►
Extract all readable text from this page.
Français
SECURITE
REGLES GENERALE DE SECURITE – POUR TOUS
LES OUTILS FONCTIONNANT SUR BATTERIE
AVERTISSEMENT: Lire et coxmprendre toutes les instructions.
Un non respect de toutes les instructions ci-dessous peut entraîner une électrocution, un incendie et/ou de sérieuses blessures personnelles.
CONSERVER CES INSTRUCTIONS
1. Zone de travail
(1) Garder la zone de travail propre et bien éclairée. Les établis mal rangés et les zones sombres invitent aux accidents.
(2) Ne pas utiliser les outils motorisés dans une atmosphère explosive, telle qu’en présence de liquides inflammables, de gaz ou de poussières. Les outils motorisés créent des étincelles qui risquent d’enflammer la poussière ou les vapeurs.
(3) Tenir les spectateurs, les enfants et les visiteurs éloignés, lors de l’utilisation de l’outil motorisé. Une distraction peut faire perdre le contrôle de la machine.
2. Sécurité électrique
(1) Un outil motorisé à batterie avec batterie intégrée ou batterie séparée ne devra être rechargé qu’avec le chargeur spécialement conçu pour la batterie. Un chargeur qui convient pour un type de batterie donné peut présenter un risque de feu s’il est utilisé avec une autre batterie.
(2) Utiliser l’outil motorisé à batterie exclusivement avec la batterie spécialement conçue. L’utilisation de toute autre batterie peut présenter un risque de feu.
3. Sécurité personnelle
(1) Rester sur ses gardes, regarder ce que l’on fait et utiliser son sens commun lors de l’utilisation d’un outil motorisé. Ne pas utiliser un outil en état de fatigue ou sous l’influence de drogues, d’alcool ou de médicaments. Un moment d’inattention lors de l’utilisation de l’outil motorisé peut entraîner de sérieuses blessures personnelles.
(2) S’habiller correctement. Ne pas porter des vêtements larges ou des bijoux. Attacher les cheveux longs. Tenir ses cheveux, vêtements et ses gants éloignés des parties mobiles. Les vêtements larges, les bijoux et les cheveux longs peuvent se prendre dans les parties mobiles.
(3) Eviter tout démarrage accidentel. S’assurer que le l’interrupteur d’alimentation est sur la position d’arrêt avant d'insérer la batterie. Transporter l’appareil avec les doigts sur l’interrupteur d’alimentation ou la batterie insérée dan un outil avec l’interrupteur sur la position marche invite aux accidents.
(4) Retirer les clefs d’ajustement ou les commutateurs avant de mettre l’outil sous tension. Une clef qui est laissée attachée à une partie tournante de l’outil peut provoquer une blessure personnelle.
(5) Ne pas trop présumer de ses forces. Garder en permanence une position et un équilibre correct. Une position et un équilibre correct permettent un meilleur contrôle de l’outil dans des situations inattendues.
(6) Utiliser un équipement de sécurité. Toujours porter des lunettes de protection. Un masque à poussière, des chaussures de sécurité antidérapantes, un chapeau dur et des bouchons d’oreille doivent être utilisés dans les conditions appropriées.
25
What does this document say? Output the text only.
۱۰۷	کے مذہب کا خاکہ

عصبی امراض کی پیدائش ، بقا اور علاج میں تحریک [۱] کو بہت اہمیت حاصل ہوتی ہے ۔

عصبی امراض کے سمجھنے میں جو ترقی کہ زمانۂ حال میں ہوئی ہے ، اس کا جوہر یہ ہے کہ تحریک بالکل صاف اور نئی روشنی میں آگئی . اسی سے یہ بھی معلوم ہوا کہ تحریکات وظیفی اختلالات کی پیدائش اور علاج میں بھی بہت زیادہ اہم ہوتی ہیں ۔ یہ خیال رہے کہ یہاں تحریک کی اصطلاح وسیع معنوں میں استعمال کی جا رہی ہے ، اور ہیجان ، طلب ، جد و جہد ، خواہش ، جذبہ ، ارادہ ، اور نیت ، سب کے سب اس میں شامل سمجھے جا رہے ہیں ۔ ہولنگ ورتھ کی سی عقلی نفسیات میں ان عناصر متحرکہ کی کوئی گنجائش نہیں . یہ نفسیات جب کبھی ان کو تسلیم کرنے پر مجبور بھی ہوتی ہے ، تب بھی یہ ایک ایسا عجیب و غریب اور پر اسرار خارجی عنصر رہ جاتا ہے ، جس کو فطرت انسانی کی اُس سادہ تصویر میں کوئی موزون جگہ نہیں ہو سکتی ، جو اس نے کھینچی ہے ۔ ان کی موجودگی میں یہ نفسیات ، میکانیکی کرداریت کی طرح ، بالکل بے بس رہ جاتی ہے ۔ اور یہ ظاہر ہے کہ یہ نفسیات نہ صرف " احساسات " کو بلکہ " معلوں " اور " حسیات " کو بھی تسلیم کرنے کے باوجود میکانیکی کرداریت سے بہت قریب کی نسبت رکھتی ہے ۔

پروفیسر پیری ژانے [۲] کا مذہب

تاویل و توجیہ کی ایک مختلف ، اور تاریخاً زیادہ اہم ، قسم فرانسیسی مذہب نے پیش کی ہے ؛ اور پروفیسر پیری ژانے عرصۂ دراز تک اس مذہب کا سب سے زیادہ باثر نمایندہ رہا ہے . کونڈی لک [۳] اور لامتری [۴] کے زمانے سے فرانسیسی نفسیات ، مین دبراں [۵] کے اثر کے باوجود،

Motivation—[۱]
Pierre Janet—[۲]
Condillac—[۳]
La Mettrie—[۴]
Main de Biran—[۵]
◄
The records above need to be transcribed in full. Keep every character unchanged.

EXERCISE ANSWER:
Extract all readable text from this page.
Français
SECURITE
REGLES GENERALE DE SECURITE – POUR TOUS
LES OUTILS FONCTIONNANT SUR BATTERIE
AVERTISSEMENT: Lire et coxmprendre toutes les instructions.
Un non respect de toutes les instructions ci-dessous peut entraîner une électrocution, un incendie et/ou de sérieuses blessures personnelles.
CONSERVER CES INSTRUCTIONS
1. Zone de travail
(1) Garder la zone de travail propre et bien éclairée. Les établis mal rangés et les zones sombres invitent aux accidents.
(2) Ne pas utiliser les outils motorisés dans une atmosphère explosive, telle qu’en présence de liquides inflammables, de gaz ou de poussières. Les outils motorisés créent des étincelles qui risquent d’enflammer la poussière ou les vapeurs.
(3) Tenir les spectateurs, les enfants et les visiteurs éloignés, lors de l’utilisation de l’outil motorisé. Une distraction peut faire perdre le contrôle de la machine.
2. Sécurité électrique
(1) Un outil motorisé à batterie avec batterie intégrée ou batterie séparée ne devra être rechargé qu’avec le chargeur spécialement conçu pour la batterie. Un chargeur qui convient pour un type de batterie donné peut présenter un risque de feu s’il est utilisé avec une autre batterie.
(2) Utiliser l’outil motorisé à batterie exclusivement avec la batterie spécialement conçue. L’utilisation de toute autre batterie peut présenter un risque de feu.
3. Sécurité personnelle
(1) Rester sur ses gardes, regarder ce que l’on fait et utiliser son sens commun lors de l’utilisation d’un outil motorisé. Ne pas utiliser un outil en état de fatigue ou sous l’influence de drogues, d’alcool ou de médicaments. Un moment d’inattention lors de l’utilisation de l’outil motorisé peut entraîner de sérieuses blessures personnelles.
(2) S’habiller correctement. Ne pas porter des vêtements larges ou des bijoux. Attacher les cheveux longs. Tenir ses cheveux, vêtements et ses gants éloignés des parties mobiles. Les vêtements larges, les bijoux et les cheveux longs peuvent se prendre dans les parties mobiles.
(3) Eviter tout démarrage accidentel. S’assurer que le l’interrupteur d’alimentation est sur la position d’arrêt avant d'insérer la batterie. Transporter l’appareil avec les doigts sur l’interrupteur d’alimentation ou la batterie insérée dan un outil avec l’interrupteur sur la position marche invite aux accidents.
(4) Retirer les clefs d’ajustement ou les commutateurs avant de mettre l’outil sous tension. Une clef qui est laissée attachée à une partie tournante de l’outil peut provoquer une blessure personnelle.
(5) Ne pas trop présumer de ses forces. Garder en permanence une position et un équilibre correct. Une position et un équilibre correct permettent un meilleur contrôle de l’outil dans des situations inattendues.
(6) Utiliser un équipement de sécurité. Toujours porter des lunettes de protection. Un masque à poussière, des chaussures de sécurité antidérapantes, un chapeau dur et des bouchons d’oreille doivent être utilisés dans les conditions appropriées.
25
What does this document say? Output the text only.
۱۰۷	کے مذہب کا خاکہ

عصبی امراض کی پیدائش ، بقا اور علاج میں تحریک [۱] کو بہت اہمیت حاصل ہوتی ہے ۔

عصبی امراض کے سمجھنے میں جو ترقی کہ زمانۂ حال میں ہوئی ہے ، اس کا جوہر یہ ہے کہ تحریک بالکل صاف اور نئی روشنی میں آگئی . اسی سے یہ بھی معلوم ہوا کہ تحریکات وظیفی اختلالات کی پیدائش اور علاج میں بھی بہت زیادہ اہم ہوتی ہیں ۔ یہ خیال رہے کہ یہاں تحریک کی اصطلاح وسیع معنوں میں استعمال کی جا رہی ہے ، اور ہیجان ، طلب ، جد و جہد ، خواہش ، جذبہ ، ارادہ ، اور نیت ، سب کے سب اس میں شامل سمجھے جا رہے ہیں ۔ ہولنگ ورتھ کی سی عقلی نفسیات میں ان عناصر متحرکہ کی کوئی گنجائش نہیں . یہ نفسیات جب کبھی ان کو تسلیم کرنے پر مجبور بھی ہوتی ہے ، تب بھی یہ ایک ایسا عجیب و غریب اور پر اسرار خارجی عنصر رہ جاتا ہے ، جس کو فطرت انسانی کی اُس سادہ تصویر میں کوئی موزون جگہ نہیں ہو سکتی ، جو اس نے کھینچی ہے ۔ ان کی موجودگی میں یہ نفسیات ، میکانیکی کرداریت کی طرح ، بالکل بے بس رہ جاتی ہے ۔ اور یہ ظاہر ہے کہ یہ نفسیات نہ صرف " احساسات " کو بلکہ " معلوں " اور " حسیات " کو بھی تسلیم کرنے کے باوجود میکانیکی کرداریت سے بہت قریب کی نسبت رکھتی ہے ۔

پروفیسر پیری ژانے [۲] کا مذہب

تاویل و توجیہ کی ایک مختلف ، اور تاریخاً زیادہ اہم ، قسم فرانسیسی مذہب نے پیش کی ہے ؛ اور پروفیسر پیری ژانے عرصۂ دراز تک اس مذہب کا سب سے زیادہ باثر نمایندہ رہا ہے . کونڈی لک [۳] اور لامتری [۴] کے زمانے سے فرانسیسی نفسیات ، مین دبراں [۵] کے اثر کے باوجود،

Motivation—[۱]
Pierre Janet—[۲]
Condillac—[۳]
La Mettrie—[۴]
Main de Biran—[۵]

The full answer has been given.